● **Source passage**
- - - - -

Backend/API Caching Considerations
For single-instance backends: In-memory caching (as shown above) is sufficient
For production/multi-instance backends: Use Redis or Valkey (Redis-compatible) for distributed caching to ensure consistency across instances
Frontend Caching
For frontend applications, check entitlements through your own backend API endpoints rather than calling Salable directly. Your backend should implement the caching strategy above, and your frontend can use standard HTTP caching or state management libraries (React Query, SWR, etc.) to cache responses from your backend.

- - - - -

● **Supplied data**
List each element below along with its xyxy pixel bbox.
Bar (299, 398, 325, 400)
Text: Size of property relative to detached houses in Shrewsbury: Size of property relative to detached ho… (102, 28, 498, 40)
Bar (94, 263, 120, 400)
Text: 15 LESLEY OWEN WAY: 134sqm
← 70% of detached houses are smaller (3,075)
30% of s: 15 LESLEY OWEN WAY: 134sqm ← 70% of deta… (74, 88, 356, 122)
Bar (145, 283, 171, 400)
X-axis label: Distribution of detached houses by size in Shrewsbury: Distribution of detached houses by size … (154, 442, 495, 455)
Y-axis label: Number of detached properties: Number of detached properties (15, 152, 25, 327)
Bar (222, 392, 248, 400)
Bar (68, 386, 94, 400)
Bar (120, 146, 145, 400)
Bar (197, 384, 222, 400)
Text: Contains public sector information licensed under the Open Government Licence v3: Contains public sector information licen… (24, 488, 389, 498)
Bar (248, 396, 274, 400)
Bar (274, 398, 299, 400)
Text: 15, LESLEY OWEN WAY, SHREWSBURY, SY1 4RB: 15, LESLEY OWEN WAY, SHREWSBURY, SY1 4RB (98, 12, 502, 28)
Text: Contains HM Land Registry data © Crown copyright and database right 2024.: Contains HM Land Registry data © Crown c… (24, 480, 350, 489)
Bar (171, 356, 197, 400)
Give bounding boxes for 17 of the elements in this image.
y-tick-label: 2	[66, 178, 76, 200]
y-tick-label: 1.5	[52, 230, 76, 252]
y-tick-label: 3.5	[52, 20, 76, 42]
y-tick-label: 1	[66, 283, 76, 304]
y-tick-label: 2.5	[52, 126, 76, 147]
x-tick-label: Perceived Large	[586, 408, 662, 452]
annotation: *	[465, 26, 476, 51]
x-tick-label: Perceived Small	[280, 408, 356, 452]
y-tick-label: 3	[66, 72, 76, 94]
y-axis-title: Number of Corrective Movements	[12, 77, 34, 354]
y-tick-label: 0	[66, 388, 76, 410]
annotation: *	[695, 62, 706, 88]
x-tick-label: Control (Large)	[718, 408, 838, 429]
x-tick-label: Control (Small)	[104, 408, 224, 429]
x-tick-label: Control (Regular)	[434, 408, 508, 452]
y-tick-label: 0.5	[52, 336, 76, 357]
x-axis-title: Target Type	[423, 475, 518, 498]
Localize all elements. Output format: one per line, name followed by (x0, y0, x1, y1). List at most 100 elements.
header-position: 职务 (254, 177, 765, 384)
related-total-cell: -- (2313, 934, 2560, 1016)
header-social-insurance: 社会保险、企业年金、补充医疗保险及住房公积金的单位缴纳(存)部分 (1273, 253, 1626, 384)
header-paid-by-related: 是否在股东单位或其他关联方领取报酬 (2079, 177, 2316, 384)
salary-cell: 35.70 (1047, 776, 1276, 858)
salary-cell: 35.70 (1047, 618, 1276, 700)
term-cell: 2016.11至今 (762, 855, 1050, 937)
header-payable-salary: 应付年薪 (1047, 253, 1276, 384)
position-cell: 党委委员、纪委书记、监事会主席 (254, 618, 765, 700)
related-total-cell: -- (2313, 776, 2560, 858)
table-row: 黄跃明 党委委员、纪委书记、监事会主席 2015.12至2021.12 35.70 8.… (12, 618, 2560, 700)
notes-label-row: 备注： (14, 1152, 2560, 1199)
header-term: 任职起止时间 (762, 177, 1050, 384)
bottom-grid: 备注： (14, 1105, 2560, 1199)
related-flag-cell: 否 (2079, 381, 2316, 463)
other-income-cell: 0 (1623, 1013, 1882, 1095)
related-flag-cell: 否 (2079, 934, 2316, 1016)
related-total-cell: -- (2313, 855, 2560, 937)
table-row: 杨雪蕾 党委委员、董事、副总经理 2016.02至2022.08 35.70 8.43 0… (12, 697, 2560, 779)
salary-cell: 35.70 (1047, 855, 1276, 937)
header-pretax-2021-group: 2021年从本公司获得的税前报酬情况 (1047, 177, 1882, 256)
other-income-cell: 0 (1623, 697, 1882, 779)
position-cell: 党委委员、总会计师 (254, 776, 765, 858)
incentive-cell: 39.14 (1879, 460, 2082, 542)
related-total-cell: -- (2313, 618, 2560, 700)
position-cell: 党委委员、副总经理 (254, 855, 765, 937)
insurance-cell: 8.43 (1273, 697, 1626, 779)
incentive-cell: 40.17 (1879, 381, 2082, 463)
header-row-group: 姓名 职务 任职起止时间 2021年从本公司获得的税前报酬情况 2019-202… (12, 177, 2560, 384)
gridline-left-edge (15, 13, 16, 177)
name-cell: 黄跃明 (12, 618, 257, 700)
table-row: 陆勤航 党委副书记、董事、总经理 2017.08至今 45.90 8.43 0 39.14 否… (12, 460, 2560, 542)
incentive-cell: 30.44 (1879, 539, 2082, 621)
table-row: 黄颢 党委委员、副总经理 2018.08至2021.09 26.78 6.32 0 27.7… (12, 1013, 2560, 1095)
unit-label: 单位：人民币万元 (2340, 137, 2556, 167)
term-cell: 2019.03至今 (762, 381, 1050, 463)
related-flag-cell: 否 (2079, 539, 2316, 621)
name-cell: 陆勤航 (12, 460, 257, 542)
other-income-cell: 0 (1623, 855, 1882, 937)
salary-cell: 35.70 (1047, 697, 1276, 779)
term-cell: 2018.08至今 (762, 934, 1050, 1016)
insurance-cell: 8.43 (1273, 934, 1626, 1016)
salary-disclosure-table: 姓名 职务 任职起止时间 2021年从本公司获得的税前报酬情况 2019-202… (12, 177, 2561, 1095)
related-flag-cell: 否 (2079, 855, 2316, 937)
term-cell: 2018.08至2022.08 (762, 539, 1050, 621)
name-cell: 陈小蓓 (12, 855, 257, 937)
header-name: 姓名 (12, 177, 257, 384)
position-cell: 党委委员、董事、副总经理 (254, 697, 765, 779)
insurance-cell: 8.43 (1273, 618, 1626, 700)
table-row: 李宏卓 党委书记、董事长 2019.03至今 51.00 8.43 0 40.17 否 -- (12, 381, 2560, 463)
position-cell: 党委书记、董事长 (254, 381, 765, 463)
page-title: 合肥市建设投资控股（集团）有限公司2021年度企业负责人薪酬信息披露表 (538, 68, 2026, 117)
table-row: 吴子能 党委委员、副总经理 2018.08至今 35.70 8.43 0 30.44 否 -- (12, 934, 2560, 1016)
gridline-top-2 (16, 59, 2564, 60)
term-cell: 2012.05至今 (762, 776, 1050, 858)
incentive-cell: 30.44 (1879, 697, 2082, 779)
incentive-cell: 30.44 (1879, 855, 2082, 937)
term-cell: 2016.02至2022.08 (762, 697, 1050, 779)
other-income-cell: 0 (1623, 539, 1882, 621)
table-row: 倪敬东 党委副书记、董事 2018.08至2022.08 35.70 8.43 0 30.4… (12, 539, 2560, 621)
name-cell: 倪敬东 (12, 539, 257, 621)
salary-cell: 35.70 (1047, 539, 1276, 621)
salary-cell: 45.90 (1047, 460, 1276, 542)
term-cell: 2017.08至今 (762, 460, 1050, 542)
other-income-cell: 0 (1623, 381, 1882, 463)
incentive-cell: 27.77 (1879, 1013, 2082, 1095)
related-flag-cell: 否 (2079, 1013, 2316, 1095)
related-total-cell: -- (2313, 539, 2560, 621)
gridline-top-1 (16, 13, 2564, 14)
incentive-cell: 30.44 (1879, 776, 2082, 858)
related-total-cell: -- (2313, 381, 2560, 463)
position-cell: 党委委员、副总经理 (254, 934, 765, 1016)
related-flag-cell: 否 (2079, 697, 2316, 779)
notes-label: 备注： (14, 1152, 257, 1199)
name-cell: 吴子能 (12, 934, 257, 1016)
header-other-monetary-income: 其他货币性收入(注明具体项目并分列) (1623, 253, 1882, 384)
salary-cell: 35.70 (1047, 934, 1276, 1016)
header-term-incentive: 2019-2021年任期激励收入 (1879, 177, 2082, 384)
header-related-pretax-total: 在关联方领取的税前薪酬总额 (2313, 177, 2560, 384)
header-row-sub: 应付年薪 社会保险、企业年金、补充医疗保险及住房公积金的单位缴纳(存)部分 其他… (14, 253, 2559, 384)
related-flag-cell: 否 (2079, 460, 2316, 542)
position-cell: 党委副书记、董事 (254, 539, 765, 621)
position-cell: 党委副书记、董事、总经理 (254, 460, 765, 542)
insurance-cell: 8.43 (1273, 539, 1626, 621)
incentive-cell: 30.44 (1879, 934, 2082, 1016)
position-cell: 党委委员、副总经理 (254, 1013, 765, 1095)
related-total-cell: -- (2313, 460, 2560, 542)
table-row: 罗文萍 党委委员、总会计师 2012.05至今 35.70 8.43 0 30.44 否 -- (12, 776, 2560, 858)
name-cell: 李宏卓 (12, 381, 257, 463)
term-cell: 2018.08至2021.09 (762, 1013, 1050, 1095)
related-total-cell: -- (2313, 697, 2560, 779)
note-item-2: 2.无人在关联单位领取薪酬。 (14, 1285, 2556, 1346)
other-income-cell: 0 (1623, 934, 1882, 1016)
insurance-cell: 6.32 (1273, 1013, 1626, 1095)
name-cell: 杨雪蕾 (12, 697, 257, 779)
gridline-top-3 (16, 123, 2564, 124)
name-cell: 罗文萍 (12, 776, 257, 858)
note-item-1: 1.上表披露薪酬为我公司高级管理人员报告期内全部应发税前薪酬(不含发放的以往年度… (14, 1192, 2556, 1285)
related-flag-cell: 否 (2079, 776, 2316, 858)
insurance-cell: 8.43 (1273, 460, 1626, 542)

- - - - -

● **Tasks to perform**
1) Translate this sentence from the passage on caching into Spanish: "Your backend should implement the caching strategy above, and your frontend can use standard HTTP caching or state management libraries (React Query, SWR, etc.) to cache responses from your backend."
2) Resume the passage on backend and frontend caching from where it stops.

● **Solved tasks**
1) Tu backend debe implementar la estrategia de caché anterior, y tu frontend puede usar el almacenamiento en caché HTTP estándar o bibliotecas de gestión de estado (React Query, SWR, etc.) para almacenar en caché las respuestas de tu backend.

2)
Important: Cache Invalidation Limitations
Frontend caches are difficult to invalidate because:
- Frontends don't receive webhook events when subscriptions change
- There's no way to notify the client when entitlements are updated server-side
- Frontends must poll or refetch from your backend to get fresh state
Recommendations for frontend caching:
- Use shorter TTLs (2–5 minutes) to reduce staleness
- Refetch entitlements after user actions that might change subscriptions (eg, after redirecting back from checkout)
- Consider manual refresh options for users ("Refresh subscription status")
- Accept that some delay in reflecting subscription changes is unavoidable on the frontend
Remember: Caching is an optimization strategy to improve performance. Implement what fits your architecture and scale needs.